-- START OF Data for this exercise --

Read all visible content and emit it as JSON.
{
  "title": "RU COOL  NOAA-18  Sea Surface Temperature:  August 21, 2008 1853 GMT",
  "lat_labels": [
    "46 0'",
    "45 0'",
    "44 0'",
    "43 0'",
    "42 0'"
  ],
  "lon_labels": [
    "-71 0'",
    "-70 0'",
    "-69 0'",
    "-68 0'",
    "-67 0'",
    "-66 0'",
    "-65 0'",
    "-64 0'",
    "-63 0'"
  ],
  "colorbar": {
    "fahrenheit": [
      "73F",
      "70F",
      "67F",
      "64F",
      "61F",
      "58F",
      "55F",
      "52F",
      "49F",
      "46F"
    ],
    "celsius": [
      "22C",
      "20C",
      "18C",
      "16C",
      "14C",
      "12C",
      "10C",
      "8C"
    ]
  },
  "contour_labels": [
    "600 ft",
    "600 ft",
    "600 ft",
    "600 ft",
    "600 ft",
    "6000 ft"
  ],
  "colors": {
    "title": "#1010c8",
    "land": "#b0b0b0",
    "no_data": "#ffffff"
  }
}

-- END OF Data for this exercise --

#### Stated problem
Exactly reproduce all of the entries above.

#### Response to the exercise
Read all visible content and emit it as JSON.
{
  "title": "RU COOL  NOAA-18  Sea Surface Temperature:  August 21, 2008 1853 GMT",
  "lat_labels": [
    "46 0'",
    "45 0'",
    "44 0'",
    "43 0'",
    "42 0'"
  ],
  "lon_labels": [
    "-71 0'",
    "-70 0'",
    "-69 0'",
    "-68 0'",
    "-67 0'",
    "-66 0'",
    "-65 0'",
    "-64 0'",
    "-63 0'"
  ],
  "colorbar": {
    "fahrenheit": [
      "73F",
      "70F",
      "67F",
      "64F",
      "61F",
      "58F",
      "55F",
      "52F",
      "49F",
      "46F"
    ],
    "celsius": [
      "22C",
      "20C",
      "18C",
      "16C",
      "14C",
      "12C",
      "10C",
      "8C"
    ]
  },
  "contour_labels": [
    "600 ft",
    "600 ft",
    "600 ft",
    "600 ft",
    "600 ft",
    "6000 ft"
  ],
  "colors": {
    "title": "#1010c8",
    "land": "#b0b0b0",
    "no_data": "#ffffff"
  }
}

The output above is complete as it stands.